[INSTRUCTIONS TO FOLLOW] Copy each line in the data that includes the word "name".
* * * * * * * * *
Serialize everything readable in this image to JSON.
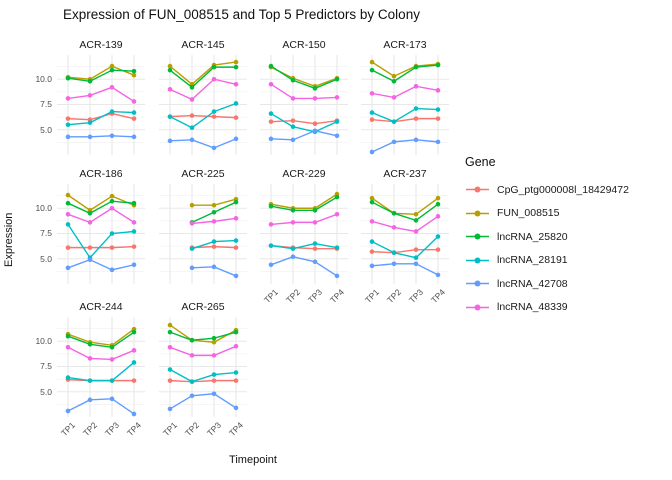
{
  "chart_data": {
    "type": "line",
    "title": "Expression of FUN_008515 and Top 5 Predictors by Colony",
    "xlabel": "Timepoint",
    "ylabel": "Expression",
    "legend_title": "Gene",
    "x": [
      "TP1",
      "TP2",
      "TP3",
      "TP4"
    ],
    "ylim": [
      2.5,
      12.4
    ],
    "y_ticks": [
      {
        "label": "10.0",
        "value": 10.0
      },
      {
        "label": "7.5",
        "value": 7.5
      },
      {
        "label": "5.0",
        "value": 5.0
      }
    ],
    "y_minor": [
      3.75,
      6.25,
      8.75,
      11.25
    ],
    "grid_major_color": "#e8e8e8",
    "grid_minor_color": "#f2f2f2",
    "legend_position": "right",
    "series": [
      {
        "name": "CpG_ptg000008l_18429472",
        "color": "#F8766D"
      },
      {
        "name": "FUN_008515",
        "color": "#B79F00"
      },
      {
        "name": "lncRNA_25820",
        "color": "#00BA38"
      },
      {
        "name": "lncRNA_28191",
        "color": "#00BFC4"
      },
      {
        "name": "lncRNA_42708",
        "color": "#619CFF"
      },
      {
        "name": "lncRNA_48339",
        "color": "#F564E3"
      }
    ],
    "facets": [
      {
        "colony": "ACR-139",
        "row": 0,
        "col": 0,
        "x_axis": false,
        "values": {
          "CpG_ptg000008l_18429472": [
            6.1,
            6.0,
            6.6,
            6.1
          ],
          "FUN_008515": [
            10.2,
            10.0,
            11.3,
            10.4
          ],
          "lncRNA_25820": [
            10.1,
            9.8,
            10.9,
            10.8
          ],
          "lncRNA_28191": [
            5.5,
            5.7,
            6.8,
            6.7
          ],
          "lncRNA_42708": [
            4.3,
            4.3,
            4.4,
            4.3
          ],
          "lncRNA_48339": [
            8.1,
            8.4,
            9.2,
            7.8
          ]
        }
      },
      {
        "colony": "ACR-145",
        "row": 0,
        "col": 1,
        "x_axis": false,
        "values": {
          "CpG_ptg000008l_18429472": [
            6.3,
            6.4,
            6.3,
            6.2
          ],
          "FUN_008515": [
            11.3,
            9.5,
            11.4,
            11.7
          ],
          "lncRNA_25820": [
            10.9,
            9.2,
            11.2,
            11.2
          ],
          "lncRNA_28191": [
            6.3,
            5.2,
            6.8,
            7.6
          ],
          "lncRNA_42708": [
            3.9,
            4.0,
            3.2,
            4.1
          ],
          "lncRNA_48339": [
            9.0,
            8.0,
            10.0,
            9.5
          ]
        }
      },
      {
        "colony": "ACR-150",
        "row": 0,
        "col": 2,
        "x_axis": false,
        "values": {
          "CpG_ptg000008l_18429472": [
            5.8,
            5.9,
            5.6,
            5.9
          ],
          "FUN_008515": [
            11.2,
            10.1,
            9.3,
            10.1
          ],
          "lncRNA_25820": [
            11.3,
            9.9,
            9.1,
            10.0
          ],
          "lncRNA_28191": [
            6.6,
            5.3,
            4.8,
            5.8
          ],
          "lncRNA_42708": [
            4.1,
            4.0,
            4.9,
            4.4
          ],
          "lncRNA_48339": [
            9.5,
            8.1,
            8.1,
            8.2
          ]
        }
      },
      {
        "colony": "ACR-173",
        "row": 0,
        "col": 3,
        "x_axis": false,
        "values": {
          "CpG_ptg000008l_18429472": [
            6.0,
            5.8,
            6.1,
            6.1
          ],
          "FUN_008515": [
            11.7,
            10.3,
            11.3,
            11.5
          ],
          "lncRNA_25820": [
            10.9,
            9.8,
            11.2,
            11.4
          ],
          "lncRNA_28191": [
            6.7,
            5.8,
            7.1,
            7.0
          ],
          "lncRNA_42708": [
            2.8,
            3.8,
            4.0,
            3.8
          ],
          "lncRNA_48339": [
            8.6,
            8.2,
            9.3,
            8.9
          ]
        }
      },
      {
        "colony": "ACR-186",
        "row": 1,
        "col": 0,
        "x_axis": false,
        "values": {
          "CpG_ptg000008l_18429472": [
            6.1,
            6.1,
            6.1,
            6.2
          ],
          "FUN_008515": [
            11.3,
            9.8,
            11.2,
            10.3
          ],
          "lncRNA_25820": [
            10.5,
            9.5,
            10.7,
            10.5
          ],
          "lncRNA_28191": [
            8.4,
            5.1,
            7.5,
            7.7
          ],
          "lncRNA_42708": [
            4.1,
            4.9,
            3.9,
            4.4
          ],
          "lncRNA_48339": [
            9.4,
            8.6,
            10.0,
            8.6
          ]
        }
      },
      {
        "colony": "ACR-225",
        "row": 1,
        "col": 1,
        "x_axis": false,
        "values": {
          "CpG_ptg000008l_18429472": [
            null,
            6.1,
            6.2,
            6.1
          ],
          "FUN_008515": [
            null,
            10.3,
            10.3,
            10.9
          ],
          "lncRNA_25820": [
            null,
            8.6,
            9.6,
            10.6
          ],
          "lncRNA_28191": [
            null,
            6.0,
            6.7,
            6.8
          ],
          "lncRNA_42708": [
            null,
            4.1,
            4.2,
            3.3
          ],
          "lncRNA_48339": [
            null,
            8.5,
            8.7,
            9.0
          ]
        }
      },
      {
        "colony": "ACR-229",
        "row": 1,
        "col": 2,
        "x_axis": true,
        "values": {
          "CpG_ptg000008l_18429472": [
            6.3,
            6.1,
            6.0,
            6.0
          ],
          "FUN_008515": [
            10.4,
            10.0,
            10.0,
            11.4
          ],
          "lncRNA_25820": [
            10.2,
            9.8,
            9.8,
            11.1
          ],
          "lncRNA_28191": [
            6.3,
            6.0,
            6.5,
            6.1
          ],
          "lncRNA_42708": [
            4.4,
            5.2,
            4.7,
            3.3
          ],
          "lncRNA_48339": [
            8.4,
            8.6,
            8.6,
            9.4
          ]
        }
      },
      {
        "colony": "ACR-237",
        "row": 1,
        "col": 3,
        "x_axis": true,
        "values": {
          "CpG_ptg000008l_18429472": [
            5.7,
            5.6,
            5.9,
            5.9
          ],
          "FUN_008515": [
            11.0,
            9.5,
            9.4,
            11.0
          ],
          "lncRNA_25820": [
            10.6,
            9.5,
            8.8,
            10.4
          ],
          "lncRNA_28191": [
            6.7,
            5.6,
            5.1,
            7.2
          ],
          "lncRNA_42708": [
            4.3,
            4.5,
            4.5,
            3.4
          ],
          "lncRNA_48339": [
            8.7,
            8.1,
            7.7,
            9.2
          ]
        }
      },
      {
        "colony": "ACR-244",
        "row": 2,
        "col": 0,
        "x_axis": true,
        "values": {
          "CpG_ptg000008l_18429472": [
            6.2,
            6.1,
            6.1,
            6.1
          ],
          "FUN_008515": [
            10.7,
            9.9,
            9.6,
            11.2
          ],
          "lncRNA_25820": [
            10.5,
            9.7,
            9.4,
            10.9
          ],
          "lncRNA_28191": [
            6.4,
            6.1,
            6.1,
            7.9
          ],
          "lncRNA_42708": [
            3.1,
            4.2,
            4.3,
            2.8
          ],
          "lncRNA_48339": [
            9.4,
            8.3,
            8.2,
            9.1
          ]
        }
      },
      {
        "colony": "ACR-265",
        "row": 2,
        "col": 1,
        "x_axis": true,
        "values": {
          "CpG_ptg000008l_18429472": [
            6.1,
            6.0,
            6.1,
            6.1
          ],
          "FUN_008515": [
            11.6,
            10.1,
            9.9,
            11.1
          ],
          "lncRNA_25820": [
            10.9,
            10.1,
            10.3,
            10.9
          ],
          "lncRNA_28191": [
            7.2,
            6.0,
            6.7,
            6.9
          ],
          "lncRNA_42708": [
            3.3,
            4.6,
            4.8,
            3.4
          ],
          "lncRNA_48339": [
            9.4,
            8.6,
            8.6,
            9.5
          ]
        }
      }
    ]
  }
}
* * * * * * * * *
[ANSWER TO THIS EXERCISE]
        "name": "CpG_ptg000008l_18429472",
        "name": "FUN_008515",
        "name": "lncRNA_25820",
        "name": "lncRNA_28191",
        "name": "lncRNA_42708",
        "name": "lncRNA_48339",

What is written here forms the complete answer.